> _WRITTEN TASK_
Transcribe all of the data exactly. Omit the pictures.

[Records contained in a dataset]
════════

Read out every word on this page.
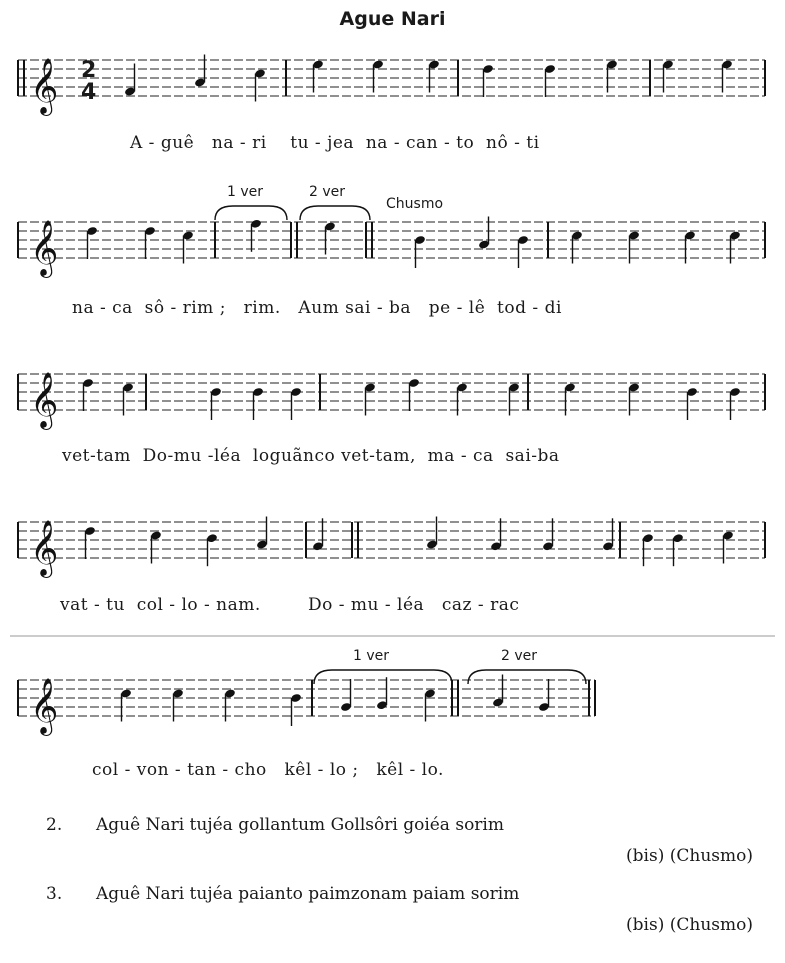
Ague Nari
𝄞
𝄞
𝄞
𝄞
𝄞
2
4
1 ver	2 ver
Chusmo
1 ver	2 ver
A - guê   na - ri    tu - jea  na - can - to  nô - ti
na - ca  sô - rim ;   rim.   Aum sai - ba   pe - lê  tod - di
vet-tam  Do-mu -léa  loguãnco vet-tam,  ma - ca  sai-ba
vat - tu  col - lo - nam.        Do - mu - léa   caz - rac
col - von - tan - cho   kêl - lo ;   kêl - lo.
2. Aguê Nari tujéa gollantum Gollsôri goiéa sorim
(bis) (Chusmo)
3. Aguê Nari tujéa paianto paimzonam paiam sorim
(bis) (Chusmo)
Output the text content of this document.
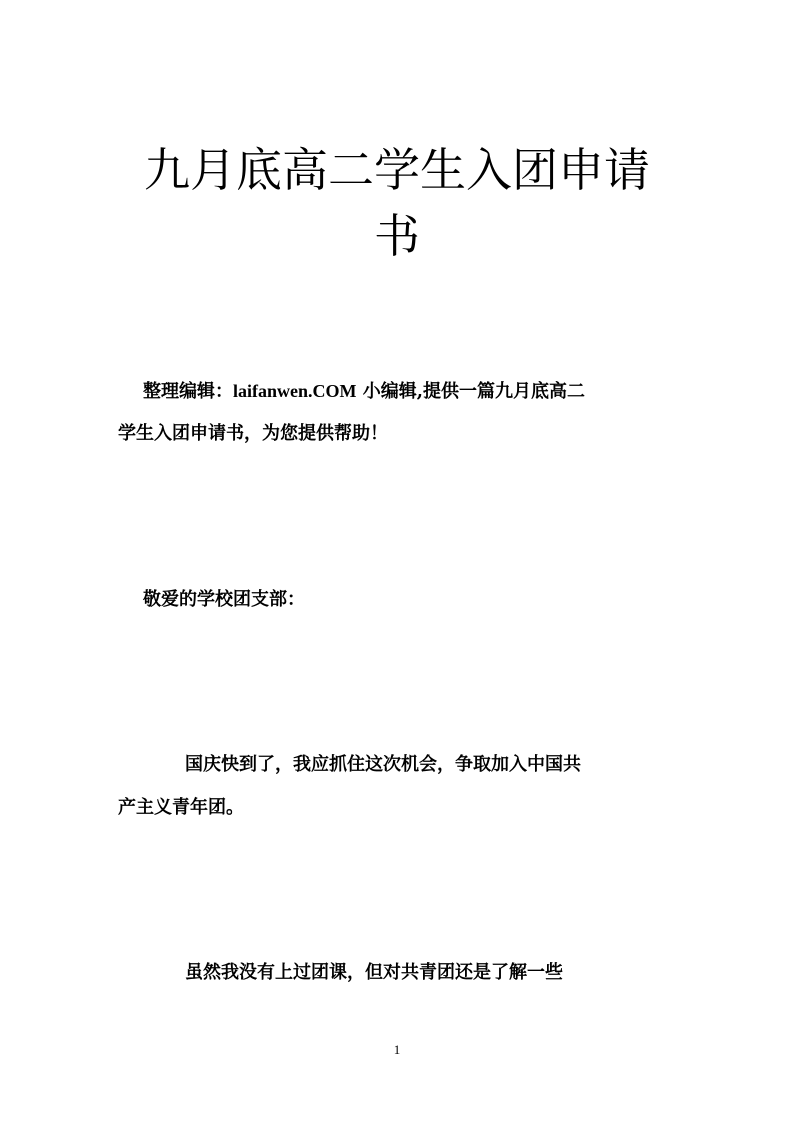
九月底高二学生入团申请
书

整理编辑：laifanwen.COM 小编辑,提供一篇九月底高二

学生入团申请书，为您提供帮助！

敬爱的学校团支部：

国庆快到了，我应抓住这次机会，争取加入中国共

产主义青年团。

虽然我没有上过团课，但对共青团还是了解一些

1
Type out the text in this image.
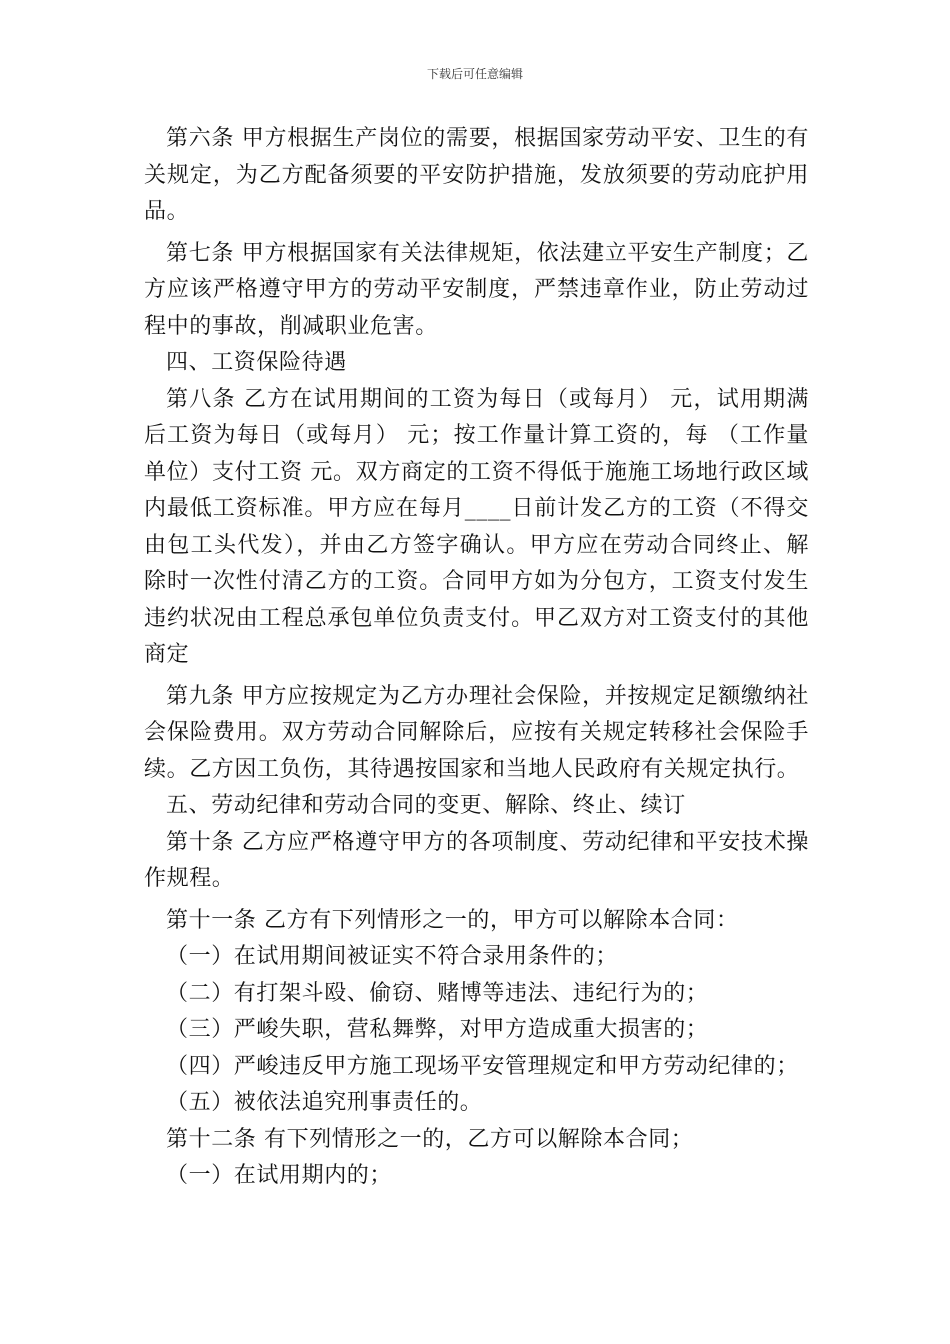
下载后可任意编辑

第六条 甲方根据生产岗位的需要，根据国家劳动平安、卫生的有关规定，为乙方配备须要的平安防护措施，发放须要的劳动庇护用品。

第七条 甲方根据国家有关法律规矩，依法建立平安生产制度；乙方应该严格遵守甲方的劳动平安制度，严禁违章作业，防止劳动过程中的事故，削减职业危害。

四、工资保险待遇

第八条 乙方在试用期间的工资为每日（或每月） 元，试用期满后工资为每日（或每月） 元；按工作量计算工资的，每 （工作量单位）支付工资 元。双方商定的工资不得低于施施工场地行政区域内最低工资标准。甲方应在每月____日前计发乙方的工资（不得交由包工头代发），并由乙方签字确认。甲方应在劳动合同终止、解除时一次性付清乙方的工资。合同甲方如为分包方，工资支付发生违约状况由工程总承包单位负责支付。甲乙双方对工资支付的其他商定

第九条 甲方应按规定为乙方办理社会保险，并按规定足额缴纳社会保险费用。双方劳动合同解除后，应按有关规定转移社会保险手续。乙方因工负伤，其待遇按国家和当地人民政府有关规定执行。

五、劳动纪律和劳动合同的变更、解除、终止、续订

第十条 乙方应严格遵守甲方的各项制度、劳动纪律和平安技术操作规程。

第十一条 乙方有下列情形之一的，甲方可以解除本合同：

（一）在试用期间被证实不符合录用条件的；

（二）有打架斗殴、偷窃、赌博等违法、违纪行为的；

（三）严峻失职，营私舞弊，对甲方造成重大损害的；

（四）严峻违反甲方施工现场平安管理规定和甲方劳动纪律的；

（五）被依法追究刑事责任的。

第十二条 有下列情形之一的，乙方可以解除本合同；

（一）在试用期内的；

════════

> _OUTPUT FOR THIS EXERCISE_
Read out every word on this page.
Ague Nari
𝄞
𝄞
𝄞
𝄞
𝄞
2
4
1 ver	2 ver
Chusmo
1 ver	2 ver
A - guê   na - ri    tu - jea  na - can - to  nô - ti
na - ca  sô - rim ;   rim.   Aum sai - ba   pe - lê  tod - di
vet-tam  Do-mu -léa  loguãnco vet-tam,  ma - ca  sai-ba
vat - tu  col - lo - nam.        Do - mu - léa   caz - rac
col - von - tan - cho   kêl - lo ;   kêl - lo.
2. Aguê Nari tujéa gollantum Gollsôri goiéa sorim
(bis) (Chusmo)
3. Aguê Nari tujéa paianto paimzonam paiam sorim
(bis) (Chusmo)
Output the text content of this document.
九月底高二学生入团申请
书

整理编辑：laifanwen.COM 小编辑,提供一篇九月底高二

学生入团申请书，为您提供帮助！

敬爱的学校团支部：

国庆快到了，我应抓住这次机会，争取加入中国共

产主义青年团。

虽然我没有上过团课，但对共青团还是了解一些

1
Type out the text in this image.
下载后可任意编辑

第六条 甲方根据生产岗位的需要，根据国家劳动平安、卫生的有关规定，为乙方配备须要的平安防护措施，发放须要的劳动庇护用品。

第七条 甲方根据国家有关法律规矩，依法建立平安生产制度；乙方应该严格遵守甲方的劳动平安制度，严禁违章作业，防止劳动过程中的事故，削减职业危害。

四、工资保险待遇

第八条 乙方在试用期间的工资为每日（或每月） 元，试用期满后工资为每日（或每月） 元；按工作量计算工资的，每 （工作量单位）支付工资 元。双方商定的工资不得低于施施工场地行政区域内最低工资标准。甲方应在每月____日前计发乙方的工资（不得交由包工头代发），并由乙方签字确认。甲方应在劳动合同终止、解除时一次性付清乙方的工资。合同甲方如为分包方，工资支付发生违约状况由工程总承包单位负责支付。甲乙双方对工资支付的其他商定

第九条 甲方应按规定为乙方办理社会保险，并按规定足额缴纳社会保险费用。双方劳动合同解除后，应按有关规定转移社会保险手续。乙方因工负伤，其待遇按国家和当地人民政府有关规定执行。

五、劳动纪律和劳动合同的变更、解除、终止、续订

第十条 乙方应严格遵守甲方的各项制度、劳动纪律和平安技术操作规程。

第十一条 乙方有下列情形之一的，甲方可以解除本合同：

（一）在试用期间被证实不符合录用条件的；

（二）有打架斗殴、偷窃、赌博等违法、违纪行为的；

（三）严峻失职，营私舞弊，对甲方造成重大损害的；

（四）严峻违反甲方施工现场平安管理规定和甲方劳动纪律的；

（五）被依法追究刑事责任的。

第十二条 有下列情形之一的，乙方可以解除本合同；

（一）在试用期内的；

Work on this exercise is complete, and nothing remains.